[A block of data]
***

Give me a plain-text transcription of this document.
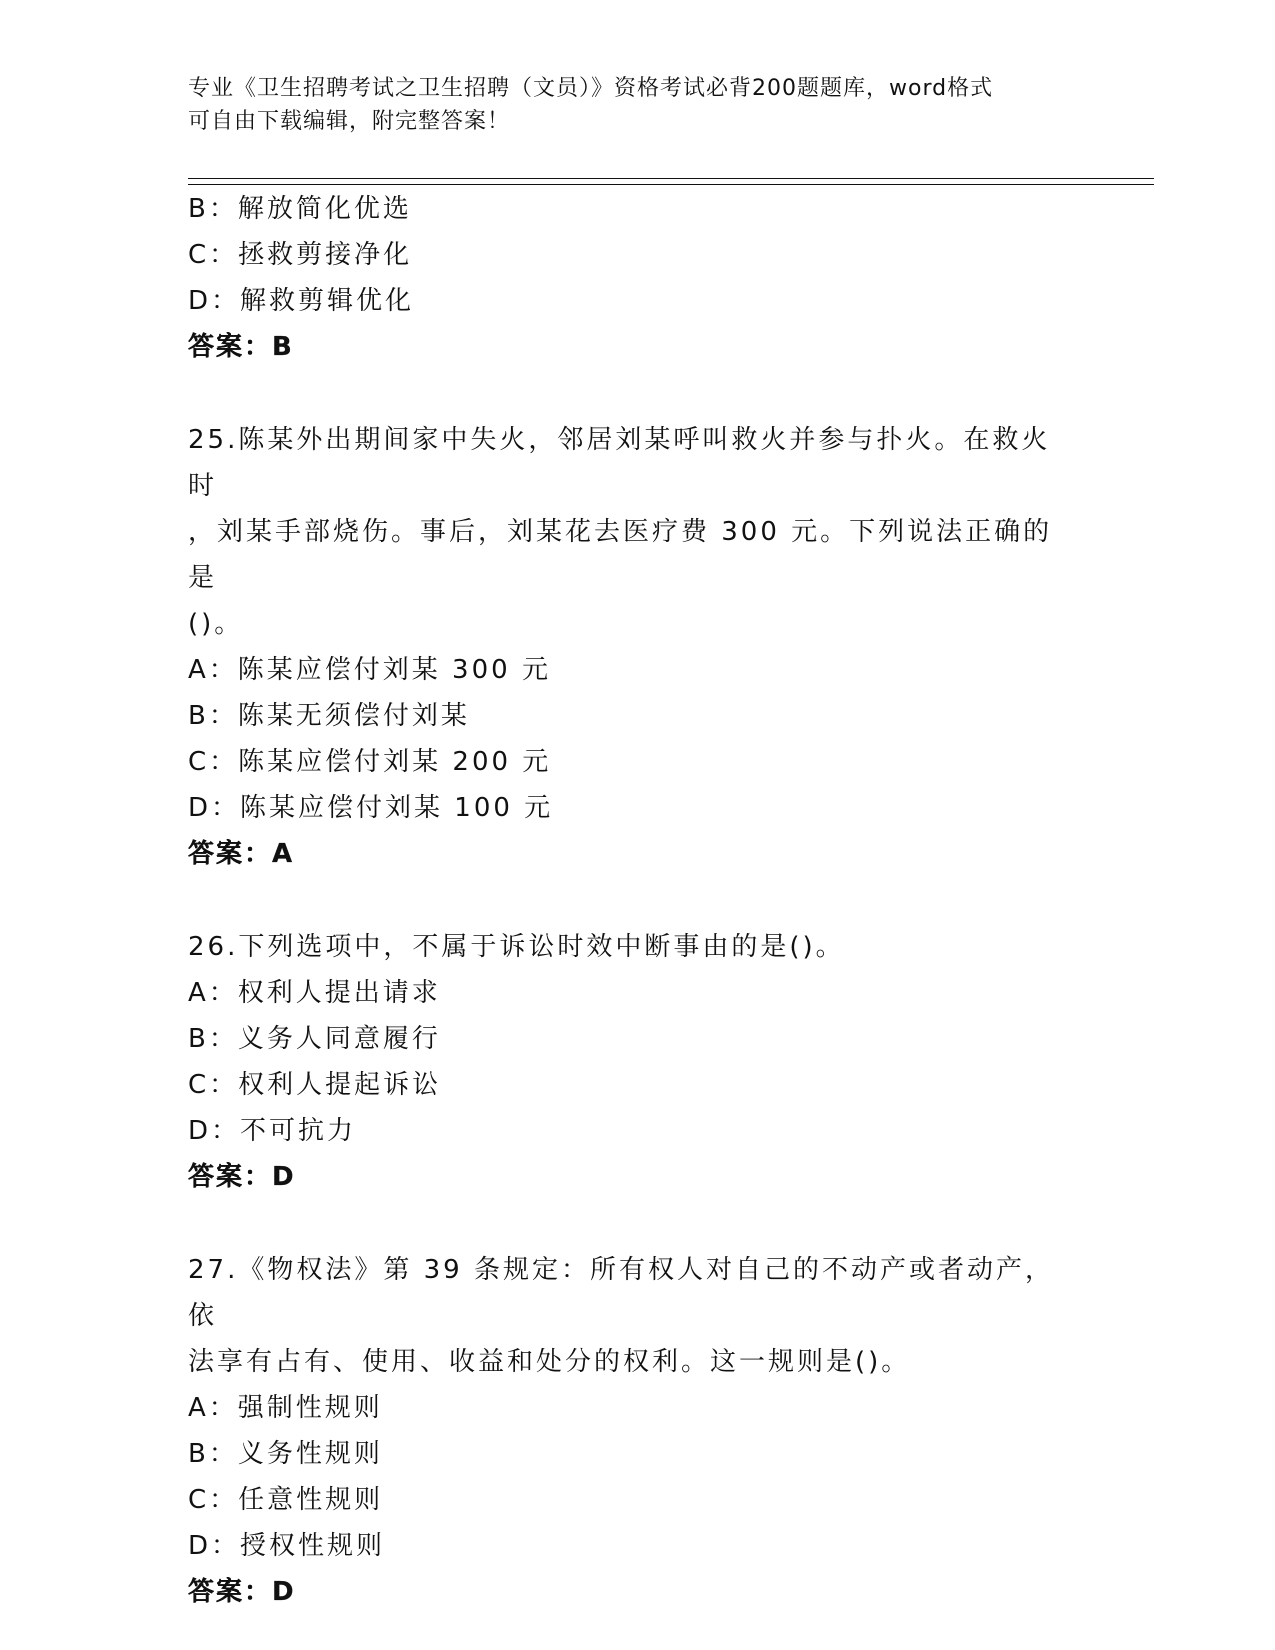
专业《卫生招聘考试之卫生招聘（文员）》资格考试必背200题题库，word格式
可自由下载编辑，附完整答案！
B：解放简化优选
C：拯救剪接净化
D：解救剪辑优化
答案：B
25.陈某外出期间家中失火，邻居刘某呼叫救火并参与扑火。在救火时
，刘某手部烧伤。事后，刘某花去医疗费 300 元。下列说法正确的是
()。
A：陈某应偿付刘某 300 元
B：陈某无须偿付刘某
C：陈某应偿付刘某 200 元
D：陈某应偿付刘某 100 元
答案：A
26.下列选项中，不属于诉讼时效中断事由的是()。
A：权利人提出请求
B：义务人同意履行
C：权利人提起诉讼
D：不可抗力
答案：D
27.《物权法》第 39 条规定：所有权人对自己的不动产或者动产，依
法享有占有、使用、收益和处分的权利。这一规则是()。
A：强制性规则
B：义务性规则
C：任意性规则
D：授权性规则
答案：D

***

Written instruction — Go through the entries above and print each one exactly, minus the pictures.

Answer to the exercise —
Give me a plain-text transcription of this document.
专业《卫生招聘考试之卫生招聘（文员）》资格考试必背200题题库，word格式
可自由下载编辑，附完整答案！
B：解放简化优选
C：拯救剪接净化
D：解救剪辑优化
答案：B
25.陈某外出期间家中失火，邻居刘某呼叫救火并参与扑火。在救火时
，刘某手部烧伤。事后，刘某花去医疗费 300 元。下列说法正确的是
()。
A：陈某应偿付刘某 300 元
B：陈某无须偿付刘某
C：陈某应偿付刘某 200 元
D：陈某应偿付刘某 100 元
答案：A
26.下列选项中，不属于诉讼时效中断事由的是()。
A：权利人提出请求
B：义务人同意履行
C：权利人提起诉讼
D：不可抗力
答案：D
27.《物权法》第 39 条规定：所有权人对自己的不动产或者动产，依
法享有占有、使用、收益和处分的权利。这一规则是()。
A：强制性规则
B：义务性规则
C：任意性规则
D：授权性规则
答案：D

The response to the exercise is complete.